◆ Description of the task: Collect each line of the records containing the string "screenshot".

◆ Stored rows:
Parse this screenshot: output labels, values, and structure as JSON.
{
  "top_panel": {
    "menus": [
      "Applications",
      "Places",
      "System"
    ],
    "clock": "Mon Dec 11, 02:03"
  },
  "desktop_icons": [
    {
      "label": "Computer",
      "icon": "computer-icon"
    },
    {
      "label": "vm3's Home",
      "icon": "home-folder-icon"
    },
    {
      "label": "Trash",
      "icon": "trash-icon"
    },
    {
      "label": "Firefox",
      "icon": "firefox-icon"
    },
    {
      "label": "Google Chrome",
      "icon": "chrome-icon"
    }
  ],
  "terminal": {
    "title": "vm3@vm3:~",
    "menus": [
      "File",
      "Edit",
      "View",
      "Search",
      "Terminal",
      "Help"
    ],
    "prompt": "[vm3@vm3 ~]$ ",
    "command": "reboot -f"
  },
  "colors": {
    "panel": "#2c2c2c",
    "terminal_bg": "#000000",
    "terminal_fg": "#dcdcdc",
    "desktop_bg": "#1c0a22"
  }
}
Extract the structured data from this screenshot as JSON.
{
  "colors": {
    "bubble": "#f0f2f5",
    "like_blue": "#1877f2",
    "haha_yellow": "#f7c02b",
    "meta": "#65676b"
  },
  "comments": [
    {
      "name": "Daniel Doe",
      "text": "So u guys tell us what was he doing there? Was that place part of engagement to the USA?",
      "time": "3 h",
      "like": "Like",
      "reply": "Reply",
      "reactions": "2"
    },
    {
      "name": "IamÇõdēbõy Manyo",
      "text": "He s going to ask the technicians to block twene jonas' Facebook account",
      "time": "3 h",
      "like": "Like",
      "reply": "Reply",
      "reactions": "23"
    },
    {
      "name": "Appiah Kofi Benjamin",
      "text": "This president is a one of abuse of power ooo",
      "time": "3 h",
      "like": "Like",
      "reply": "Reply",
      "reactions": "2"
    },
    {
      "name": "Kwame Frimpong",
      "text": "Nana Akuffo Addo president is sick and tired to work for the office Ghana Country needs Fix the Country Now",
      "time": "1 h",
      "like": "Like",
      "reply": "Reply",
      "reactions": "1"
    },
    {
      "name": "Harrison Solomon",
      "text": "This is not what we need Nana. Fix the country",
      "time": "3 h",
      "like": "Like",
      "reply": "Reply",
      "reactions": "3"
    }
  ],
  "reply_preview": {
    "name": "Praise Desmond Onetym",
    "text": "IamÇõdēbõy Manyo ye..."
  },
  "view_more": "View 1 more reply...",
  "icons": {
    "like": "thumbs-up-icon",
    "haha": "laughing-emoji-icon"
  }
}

◆ The output:
Parse this screenshot: output labels, values, and structure as JSON.
Extract the structured data from this screenshot as JSON.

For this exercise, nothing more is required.